## Given task
Keep only the lines that hold the string "produkce", filtering out the rest of the entries below.

## Supplied information
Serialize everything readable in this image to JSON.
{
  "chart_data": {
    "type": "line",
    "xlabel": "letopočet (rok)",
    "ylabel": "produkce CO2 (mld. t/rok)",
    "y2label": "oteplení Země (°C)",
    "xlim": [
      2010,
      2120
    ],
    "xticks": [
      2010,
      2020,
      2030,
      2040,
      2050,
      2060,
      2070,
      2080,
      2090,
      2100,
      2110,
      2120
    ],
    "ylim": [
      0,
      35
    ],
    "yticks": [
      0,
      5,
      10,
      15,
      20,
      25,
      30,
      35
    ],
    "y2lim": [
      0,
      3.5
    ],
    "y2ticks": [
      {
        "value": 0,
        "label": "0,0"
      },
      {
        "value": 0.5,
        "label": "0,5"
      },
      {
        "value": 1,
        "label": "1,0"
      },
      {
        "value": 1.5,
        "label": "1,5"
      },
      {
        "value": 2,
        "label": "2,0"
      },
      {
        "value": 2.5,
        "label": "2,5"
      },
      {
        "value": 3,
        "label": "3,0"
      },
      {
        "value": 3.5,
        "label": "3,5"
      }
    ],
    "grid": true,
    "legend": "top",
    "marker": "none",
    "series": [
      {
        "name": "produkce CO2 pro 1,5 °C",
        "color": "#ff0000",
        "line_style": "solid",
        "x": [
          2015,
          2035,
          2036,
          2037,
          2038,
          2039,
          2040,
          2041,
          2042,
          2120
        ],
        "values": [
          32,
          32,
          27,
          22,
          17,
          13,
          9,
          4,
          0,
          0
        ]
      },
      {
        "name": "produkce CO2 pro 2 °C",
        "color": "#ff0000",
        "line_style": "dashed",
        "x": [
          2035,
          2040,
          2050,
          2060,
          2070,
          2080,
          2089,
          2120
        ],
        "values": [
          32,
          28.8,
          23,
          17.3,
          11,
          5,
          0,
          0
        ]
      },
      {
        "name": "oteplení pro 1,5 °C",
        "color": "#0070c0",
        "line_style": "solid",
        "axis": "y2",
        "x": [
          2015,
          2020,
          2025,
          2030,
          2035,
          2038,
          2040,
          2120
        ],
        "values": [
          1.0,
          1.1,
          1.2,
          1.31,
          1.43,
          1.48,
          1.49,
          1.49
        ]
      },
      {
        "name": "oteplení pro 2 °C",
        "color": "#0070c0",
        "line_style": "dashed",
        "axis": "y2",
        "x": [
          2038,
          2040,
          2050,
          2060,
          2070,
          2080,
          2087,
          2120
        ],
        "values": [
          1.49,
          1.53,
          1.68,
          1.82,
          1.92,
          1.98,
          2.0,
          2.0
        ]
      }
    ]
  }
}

## Answer to this task
    "ylabel": "produkce CO2 (mld. t/rok)",
        "name": "produkce CO2 pro 1,5 °C",
        "name": "produkce CO2 pro 2 °C",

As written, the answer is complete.